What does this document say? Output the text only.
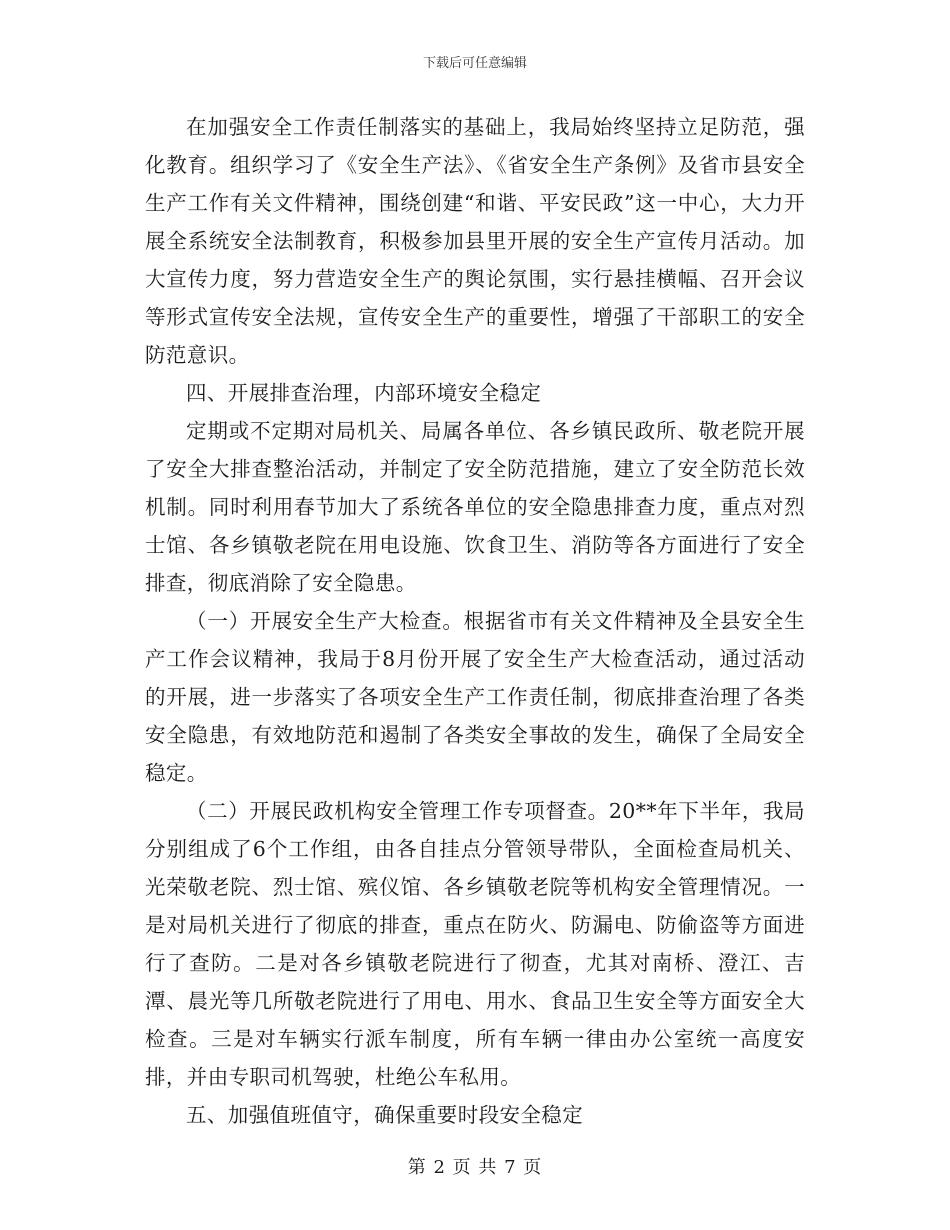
下载后可任意编辑

在加强安全工作责任制落实的基础上，我局始终坚持立足防范，强化教育。组织学习了《安全生产法》、《省安全生产条例》及省市县安全生产工作有关文件精神，围绕创建“和谐、平安民政”这一中心，大力开展全系统安全法制教育，积极参加县里开展的安全生产宣传月活动。加大宣传力度，努力营造安全生产的舆论氛围，实行悬挂横幅、召开会议等形式宣传安全法规，宣传安全生产的重要性，增强了干部职工的安全防范意识。

四、开展排查治理，内部环境安全稳定

定期或不定期对局机关、局属各单位、各乡镇民政所、敬老院开展了安全大排查整治活动，并制定了安全防范措施，建立了安全防范长效机制。同时利用春节加大了系统各单位的安全隐患排查力度，重点对烈士馆、各乡镇敬老院在用电设施、饮食卫生、消防等各方面进行了安全排查，彻底消除了安全隐患。

（一）开展安全生产大检查。根据省市有关文件精神及全县安全生产工作会议精神，我局于8月份开展了安全生产大检查活动，通过活动的开展，进一步落实了各项安全生产工作责任制，彻底排查治理了各类安全隐患，有效地防范和遏制了各类安全事故的发生，确保了全局安全稳定。

（二）开展民政机构安全管理工作专项督查。20**年下半年，我局分别组成了6个工作组，由各自挂点分管领导带队，全面检查局机关、光荣敬老院、烈士馆、殡仪馆、各乡镇敬老院等机构安全管理情况。一是对局机关进行了彻底的排查，重点在防火、防漏电、防偷盗等方面进行了查防。二是对各乡镇敬老院进行了彻查，尤其对南桥、澄江、吉潭、晨光等几所敬老院进行了用电、用水、食品卫生安全等方面安全大检查。三是对车辆实行派车制度，所有车辆一律由办公室统一高度安排，并由专职司机驾驶，杜绝公车私用。

五、加强值班值守，确保重要时段安全稳定

第 2 页 共 7 页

------------

- DO THIS -
Print the complete listing exactly as it stands, without its pictures.

- THE ANSWER -
What does this document say? Output the text only.
下载后可任意编辑

在加强安全工作责任制落实的基础上，我局始终坚持立足防范，强化教育。组织学习了《安全生产法》、《省安全生产条例》及省市县安全生产工作有关文件精神，围绕创建“和谐、平安民政”这一中心，大力开展全系统安全法制教育，积极参加县里开展的安全生产宣传月活动。加大宣传力度，努力营造安全生产的舆论氛围，实行悬挂横幅、召开会议等形式宣传安全法规，宣传安全生产的重要性，增强了干部职工的安全防范意识。

四、开展排查治理，内部环境安全稳定

定期或不定期对局机关、局属各单位、各乡镇民政所、敬老院开展了安全大排查整治活动，并制定了安全防范措施，建立了安全防范长效机制。同时利用春节加大了系统各单位的安全隐患排查力度，重点对烈士馆、各乡镇敬老院在用电设施、饮食卫生、消防等各方面进行了安全排查，彻底消除了安全隐患。

（一）开展安全生产大检查。根据省市有关文件精神及全县安全生产工作会议精神，我局于8月份开展了安全生产大检查活动，通过活动的开展，进一步落实了各项安全生产工作责任制，彻底排查治理了各类安全隐患，有效地防范和遏制了各类安全事故的发生，确保了全局安全稳定。

（二）开展民政机构安全管理工作专项督查。20**年下半年，我局分别组成了6个工作组，由各自挂点分管领导带队，全面检查局机关、光荣敬老院、烈士馆、殡仪馆、各乡镇敬老院等机构安全管理情况。一是对局机关进行了彻底的排查，重点在防火、防漏电、防偷盗等方面进行了查防。二是对各乡镇敬老院进行了彻查，尤其对南桥、澄江、吉潭、晨光等几所敬老院进行了用电、用水、食品卫生安全等方面安全大检查。三是对车辆实行派车制度，所有车辆一律由办公室统一高度安排，并由专职司机驾驶，杜绝公车私用。

五、加强值班值守，确保重要时段安全稳定

第 2 页 共 7 页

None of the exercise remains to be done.